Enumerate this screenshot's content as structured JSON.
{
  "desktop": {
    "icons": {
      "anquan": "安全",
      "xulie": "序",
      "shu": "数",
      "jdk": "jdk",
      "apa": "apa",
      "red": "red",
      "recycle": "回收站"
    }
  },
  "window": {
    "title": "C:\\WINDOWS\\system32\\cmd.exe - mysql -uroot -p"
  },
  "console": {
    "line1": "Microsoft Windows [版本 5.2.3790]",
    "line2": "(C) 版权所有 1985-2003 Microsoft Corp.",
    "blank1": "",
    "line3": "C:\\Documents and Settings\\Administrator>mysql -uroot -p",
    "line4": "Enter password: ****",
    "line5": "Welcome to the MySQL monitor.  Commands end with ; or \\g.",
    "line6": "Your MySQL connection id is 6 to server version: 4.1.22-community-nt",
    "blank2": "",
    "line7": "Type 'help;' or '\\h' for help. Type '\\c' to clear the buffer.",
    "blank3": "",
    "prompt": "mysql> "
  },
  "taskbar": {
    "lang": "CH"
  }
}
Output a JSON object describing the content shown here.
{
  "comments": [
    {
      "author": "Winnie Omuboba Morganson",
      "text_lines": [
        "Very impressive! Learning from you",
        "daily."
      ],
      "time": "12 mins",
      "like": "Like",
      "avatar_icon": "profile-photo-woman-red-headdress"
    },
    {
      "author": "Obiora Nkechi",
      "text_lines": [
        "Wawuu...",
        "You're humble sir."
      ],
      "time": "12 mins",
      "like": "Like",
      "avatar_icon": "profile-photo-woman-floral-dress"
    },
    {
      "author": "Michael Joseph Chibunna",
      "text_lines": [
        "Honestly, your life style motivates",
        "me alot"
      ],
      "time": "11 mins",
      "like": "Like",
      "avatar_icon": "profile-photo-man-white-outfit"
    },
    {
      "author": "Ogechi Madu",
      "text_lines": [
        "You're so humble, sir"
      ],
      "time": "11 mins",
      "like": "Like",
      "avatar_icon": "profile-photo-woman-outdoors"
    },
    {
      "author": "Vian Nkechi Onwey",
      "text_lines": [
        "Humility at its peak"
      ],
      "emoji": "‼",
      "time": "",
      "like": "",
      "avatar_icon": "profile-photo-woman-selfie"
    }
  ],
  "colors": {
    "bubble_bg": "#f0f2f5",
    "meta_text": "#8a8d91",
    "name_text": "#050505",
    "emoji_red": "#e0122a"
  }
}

_Aim of the task_
Make a tally of the lines in this data that include the string "profile", and answer with that tally alone.

_Complete answer_
5